# What to produce
Collect every line of the records below that contains the word "JSON".

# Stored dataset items
::::::

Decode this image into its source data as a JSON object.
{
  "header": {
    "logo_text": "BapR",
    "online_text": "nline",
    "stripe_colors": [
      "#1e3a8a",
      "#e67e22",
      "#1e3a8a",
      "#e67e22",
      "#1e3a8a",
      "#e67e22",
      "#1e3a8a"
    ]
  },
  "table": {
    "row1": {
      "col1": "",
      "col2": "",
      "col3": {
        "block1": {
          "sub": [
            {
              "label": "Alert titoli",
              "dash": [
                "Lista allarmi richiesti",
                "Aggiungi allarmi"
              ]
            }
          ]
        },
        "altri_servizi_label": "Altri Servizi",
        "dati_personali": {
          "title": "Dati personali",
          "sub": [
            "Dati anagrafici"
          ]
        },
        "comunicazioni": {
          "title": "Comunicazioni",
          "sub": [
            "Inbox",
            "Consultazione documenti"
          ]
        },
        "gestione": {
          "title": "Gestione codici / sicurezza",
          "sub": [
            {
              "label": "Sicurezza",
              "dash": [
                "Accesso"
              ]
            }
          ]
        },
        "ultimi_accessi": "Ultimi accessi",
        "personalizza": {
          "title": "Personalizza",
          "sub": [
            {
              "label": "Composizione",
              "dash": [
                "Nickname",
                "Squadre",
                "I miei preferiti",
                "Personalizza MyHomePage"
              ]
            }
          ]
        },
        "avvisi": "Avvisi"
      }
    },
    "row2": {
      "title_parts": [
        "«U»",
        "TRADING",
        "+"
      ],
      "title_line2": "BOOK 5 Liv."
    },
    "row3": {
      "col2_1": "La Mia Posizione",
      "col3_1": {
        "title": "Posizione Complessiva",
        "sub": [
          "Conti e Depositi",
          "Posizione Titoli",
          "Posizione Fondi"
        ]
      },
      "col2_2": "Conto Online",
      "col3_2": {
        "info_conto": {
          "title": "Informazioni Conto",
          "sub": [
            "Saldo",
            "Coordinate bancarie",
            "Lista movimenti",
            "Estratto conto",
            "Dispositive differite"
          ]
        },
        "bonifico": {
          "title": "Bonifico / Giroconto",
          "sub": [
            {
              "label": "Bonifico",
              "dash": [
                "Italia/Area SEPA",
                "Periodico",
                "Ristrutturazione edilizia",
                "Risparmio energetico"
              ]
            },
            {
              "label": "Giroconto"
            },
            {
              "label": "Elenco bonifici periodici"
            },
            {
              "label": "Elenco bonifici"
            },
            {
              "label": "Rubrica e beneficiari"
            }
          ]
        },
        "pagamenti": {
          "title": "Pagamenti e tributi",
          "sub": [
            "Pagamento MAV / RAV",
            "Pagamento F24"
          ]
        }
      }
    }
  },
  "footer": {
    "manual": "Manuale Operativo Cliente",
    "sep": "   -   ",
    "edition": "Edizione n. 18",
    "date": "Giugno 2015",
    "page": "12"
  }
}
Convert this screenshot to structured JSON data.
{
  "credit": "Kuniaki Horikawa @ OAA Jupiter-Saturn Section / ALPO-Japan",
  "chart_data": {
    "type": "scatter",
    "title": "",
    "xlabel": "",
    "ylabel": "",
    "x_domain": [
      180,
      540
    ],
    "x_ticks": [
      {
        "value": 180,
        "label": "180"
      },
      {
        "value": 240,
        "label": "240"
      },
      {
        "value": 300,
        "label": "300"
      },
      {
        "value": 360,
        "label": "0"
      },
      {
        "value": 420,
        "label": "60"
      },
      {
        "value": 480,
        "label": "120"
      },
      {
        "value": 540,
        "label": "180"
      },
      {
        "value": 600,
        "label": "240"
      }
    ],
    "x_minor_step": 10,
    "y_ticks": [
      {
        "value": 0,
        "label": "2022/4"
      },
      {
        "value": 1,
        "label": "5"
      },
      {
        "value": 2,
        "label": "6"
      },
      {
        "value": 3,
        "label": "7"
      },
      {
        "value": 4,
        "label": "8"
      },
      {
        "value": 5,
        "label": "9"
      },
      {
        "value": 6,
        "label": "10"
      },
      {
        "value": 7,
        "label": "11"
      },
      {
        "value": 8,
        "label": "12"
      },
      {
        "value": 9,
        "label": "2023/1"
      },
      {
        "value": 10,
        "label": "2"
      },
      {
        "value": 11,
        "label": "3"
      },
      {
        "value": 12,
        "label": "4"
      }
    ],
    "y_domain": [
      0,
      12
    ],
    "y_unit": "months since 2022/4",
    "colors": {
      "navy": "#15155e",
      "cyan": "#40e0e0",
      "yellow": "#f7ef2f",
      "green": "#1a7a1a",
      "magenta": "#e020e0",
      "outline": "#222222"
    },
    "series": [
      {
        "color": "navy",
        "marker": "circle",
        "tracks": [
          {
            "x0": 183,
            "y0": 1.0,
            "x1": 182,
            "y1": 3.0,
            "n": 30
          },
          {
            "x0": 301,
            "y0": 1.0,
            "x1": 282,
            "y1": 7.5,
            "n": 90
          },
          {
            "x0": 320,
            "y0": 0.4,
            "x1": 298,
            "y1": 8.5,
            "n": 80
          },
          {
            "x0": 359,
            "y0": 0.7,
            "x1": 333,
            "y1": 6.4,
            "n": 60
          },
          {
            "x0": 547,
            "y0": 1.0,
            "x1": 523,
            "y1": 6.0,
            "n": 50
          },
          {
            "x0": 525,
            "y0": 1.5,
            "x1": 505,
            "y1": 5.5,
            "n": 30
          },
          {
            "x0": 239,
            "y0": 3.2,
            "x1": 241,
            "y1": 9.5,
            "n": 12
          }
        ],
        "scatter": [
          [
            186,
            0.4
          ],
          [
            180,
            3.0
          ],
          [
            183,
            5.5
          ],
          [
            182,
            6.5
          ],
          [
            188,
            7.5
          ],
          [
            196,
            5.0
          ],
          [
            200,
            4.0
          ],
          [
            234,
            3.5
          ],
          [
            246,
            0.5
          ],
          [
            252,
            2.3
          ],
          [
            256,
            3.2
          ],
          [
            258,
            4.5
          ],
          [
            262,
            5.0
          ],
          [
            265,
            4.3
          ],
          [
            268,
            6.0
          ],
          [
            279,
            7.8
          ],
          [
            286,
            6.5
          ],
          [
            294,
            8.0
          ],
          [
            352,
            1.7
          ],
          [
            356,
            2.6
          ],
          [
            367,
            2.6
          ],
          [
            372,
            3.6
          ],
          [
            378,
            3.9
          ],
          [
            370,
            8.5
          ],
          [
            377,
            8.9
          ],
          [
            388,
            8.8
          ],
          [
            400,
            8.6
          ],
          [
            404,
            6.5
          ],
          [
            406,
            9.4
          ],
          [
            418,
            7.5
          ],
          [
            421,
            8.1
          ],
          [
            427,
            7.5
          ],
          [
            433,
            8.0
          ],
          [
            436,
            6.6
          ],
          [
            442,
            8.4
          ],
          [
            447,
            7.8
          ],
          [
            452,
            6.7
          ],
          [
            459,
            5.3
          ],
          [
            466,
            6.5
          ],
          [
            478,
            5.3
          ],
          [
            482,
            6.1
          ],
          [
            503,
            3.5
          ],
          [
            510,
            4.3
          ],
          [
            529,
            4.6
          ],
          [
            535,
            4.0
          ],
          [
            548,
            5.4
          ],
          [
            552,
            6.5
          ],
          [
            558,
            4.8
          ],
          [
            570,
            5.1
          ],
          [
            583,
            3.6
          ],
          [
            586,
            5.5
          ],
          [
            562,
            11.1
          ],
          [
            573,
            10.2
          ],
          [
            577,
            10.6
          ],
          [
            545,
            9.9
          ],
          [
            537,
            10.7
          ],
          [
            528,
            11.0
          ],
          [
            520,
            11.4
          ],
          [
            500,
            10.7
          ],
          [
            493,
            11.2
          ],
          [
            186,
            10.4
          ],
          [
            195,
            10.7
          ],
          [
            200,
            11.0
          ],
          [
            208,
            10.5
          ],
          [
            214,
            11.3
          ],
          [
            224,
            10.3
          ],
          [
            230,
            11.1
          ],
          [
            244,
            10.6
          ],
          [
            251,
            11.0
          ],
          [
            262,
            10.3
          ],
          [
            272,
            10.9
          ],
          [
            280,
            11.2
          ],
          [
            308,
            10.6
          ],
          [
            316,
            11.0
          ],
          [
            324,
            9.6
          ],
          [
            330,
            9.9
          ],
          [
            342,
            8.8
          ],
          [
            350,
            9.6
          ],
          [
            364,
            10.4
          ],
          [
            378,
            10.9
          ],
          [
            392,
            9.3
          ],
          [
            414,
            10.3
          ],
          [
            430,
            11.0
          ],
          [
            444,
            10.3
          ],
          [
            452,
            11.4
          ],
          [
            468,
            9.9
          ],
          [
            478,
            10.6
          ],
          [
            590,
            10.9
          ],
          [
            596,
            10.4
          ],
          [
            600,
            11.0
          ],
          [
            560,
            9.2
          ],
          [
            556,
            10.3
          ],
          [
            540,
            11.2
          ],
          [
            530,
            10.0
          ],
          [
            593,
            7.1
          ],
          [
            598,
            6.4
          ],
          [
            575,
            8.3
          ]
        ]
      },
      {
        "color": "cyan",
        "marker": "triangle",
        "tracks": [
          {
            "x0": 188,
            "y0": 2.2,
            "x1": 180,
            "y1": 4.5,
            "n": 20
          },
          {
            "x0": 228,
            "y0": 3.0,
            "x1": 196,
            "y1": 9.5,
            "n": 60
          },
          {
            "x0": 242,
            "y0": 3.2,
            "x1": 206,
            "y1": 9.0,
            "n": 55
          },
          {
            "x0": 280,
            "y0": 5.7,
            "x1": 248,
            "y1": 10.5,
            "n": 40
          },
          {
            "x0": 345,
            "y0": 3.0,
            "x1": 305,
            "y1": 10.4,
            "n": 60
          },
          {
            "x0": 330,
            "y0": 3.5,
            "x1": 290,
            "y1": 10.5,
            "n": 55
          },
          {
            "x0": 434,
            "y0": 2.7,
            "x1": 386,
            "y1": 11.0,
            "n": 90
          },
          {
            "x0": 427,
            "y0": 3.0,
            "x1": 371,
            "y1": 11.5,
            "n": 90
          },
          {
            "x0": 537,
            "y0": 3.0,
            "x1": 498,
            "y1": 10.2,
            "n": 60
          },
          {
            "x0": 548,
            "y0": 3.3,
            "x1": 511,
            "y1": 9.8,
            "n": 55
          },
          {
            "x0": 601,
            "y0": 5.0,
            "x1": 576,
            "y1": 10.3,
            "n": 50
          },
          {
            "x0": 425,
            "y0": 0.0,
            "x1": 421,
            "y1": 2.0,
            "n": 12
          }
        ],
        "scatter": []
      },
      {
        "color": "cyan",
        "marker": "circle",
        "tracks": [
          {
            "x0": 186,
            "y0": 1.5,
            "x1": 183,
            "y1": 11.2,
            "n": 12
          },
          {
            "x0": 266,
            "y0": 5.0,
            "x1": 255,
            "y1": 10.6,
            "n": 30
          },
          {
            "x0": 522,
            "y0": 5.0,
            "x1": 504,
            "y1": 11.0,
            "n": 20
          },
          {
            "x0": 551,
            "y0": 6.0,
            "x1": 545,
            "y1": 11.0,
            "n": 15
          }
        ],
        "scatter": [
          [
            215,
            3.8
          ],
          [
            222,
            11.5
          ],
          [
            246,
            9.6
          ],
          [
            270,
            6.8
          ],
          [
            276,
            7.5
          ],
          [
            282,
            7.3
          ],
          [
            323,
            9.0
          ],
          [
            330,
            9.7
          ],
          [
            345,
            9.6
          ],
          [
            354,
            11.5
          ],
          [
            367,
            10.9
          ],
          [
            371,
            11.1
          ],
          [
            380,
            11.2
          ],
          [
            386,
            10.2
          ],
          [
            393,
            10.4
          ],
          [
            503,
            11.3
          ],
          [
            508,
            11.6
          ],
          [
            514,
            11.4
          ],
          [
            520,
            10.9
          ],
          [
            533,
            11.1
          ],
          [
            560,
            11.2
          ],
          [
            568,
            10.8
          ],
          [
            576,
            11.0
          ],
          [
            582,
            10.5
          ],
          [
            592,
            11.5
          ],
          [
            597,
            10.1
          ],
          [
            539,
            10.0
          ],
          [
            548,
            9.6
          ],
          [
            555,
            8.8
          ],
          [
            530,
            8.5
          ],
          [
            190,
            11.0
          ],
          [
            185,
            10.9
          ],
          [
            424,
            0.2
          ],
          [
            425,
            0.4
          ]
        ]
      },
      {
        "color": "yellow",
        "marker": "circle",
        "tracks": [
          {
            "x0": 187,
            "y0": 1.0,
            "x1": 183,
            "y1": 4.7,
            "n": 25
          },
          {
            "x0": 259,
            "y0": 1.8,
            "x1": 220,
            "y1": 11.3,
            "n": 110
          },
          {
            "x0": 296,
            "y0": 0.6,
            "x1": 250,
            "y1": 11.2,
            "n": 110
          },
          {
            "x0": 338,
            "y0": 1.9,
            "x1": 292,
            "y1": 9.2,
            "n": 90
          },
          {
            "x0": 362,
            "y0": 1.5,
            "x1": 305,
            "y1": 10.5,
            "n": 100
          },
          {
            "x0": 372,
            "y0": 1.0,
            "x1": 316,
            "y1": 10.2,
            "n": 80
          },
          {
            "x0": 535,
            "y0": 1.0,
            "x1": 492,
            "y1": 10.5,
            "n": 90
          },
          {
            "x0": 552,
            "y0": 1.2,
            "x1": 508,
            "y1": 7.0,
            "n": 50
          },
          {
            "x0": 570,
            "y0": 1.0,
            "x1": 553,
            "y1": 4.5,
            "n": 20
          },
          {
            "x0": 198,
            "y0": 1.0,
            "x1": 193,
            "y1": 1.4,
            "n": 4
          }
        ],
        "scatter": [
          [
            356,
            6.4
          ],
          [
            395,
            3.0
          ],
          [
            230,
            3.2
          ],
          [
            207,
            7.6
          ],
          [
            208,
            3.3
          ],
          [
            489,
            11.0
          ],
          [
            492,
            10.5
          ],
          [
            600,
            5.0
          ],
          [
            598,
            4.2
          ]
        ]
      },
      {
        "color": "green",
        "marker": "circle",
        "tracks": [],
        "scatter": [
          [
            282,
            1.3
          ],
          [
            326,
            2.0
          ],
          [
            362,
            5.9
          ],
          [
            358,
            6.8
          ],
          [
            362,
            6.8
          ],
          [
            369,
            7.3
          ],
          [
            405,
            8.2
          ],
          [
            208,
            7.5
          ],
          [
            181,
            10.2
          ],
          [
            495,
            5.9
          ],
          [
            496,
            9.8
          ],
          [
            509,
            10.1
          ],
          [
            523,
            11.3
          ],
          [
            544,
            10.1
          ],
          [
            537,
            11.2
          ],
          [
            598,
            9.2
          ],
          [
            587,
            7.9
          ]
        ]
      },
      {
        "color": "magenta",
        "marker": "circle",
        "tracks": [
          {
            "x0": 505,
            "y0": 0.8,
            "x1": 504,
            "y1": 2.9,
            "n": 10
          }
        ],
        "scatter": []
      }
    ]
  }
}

::::::

# Output for this exercise
Decode this image into its source data as a JSON object.
Convert this screenshot to structured JSON data.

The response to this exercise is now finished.